■ Figure record extracts:
-- -- --

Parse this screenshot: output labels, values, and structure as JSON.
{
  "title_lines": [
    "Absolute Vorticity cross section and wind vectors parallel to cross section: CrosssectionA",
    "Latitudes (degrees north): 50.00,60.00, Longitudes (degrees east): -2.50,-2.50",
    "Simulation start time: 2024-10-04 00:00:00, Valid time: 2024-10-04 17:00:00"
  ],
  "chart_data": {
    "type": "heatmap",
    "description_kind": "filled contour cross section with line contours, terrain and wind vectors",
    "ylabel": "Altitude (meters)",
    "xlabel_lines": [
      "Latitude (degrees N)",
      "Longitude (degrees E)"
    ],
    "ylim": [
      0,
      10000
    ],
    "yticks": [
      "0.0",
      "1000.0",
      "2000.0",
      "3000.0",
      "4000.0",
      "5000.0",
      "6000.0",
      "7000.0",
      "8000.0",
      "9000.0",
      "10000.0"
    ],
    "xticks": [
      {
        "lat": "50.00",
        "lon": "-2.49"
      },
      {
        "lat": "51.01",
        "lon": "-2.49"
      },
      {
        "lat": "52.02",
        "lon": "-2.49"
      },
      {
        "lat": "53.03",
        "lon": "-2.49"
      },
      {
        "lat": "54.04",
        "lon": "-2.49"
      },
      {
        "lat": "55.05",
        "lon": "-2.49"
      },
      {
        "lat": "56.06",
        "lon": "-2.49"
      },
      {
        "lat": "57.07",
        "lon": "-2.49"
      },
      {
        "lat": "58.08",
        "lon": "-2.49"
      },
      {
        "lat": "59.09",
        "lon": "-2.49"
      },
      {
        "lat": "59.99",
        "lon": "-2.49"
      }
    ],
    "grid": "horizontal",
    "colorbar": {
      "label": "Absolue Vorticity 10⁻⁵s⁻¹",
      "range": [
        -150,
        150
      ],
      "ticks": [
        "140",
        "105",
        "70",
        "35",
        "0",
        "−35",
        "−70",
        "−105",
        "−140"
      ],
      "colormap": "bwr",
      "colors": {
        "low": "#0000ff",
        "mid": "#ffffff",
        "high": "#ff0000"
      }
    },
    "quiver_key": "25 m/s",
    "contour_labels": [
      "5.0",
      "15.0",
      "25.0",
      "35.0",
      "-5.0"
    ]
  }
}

-- -- --

Reproduce the material verbatim, line by line.

Parse this screenshot: output labels, values, and structure as JSON.
{
  "title_lines": [
    "Absolute Vorticity cross section and wind vectors parallel to cross section: CrosssectionA",
    "Latitudes (degrees north): 50.00,60.00, Longitudes (degrees east): -2.50,-2.50",
    "Simulation start time: 2024-10-04 00:00:00, Valid time: 2024-10-04 17:00:00"
  ],
  "chart_data": {
    "type": "heatmap",
    "description_kind": "filled contour cross section with line contours, terrain and wind vectors",
    "ylabel": "Altitude (meters)",
    "xlabel_lines": [
      "Latitude (degrees N)",
      "Longitude (degrees E)"
    ],
    "ylim": [
      0,
      10000
    ],
    "yticks": [
      "0.0",
      "1000.0",
      "2000.0",
      "3000.0",
      "4000.0",
      "5000.0",
      "6000.0",
      "7000.0",
      "8000.0",
      "9000.0",
      "10000.0"
    ],
    "xticks": [
      {
        "lat": "50.00",
        "lon": "-2.49"
      },
      {
        "lat": "51.01",
        "lon": "-2.49"
      },
      {
        "lat": "52.02",
        "lon": "-2.49"
      },
      {
        "lat": "53.03",
        "lon": "-2.49"
      },
      {
        "lat": "54.04",
        "lon": "-2.49"
      },
      {
        "lat": "55.05",
        "lon": "-2.49"
      },
      {
        "lat": "56.06",
        "lon": "-2.49"
      },
      {
        "lat": "57.07",
        "lon": "-2.49"
      },
      {
        "lat": "58.08",
        "lon": "-2.49"
      },
      {
        "lat": "59.09",
        "lon": "-2.49"
      },
      {
        "lat": "59.99",
        "lon": "-2.49"
      }
    ],
    "grid": "horizontal",
    "colorbar": {
      "label": "Absolue Vorticity 10⁻⁵s⁻¹",
      "range": [
        -150,
        150
      ],
      "ticks": [
        "140",
        "105",
        "70",
        "35",
        "0",
        "−35",
        "−70",
        "−105",
        "−140"
      ],
      "colormap": "bwr",
      "colors": {
        "low": "#0000ff",
        "mid": "#ffffff",
        "high": "#ff0000"
      }
    },
    "quiver_key": "25 m/s",
    "contour_labels": [
      "5.0",
      "15.0",
      "25.0",
      "35.0",
      "-5.0"
    ]
  }
}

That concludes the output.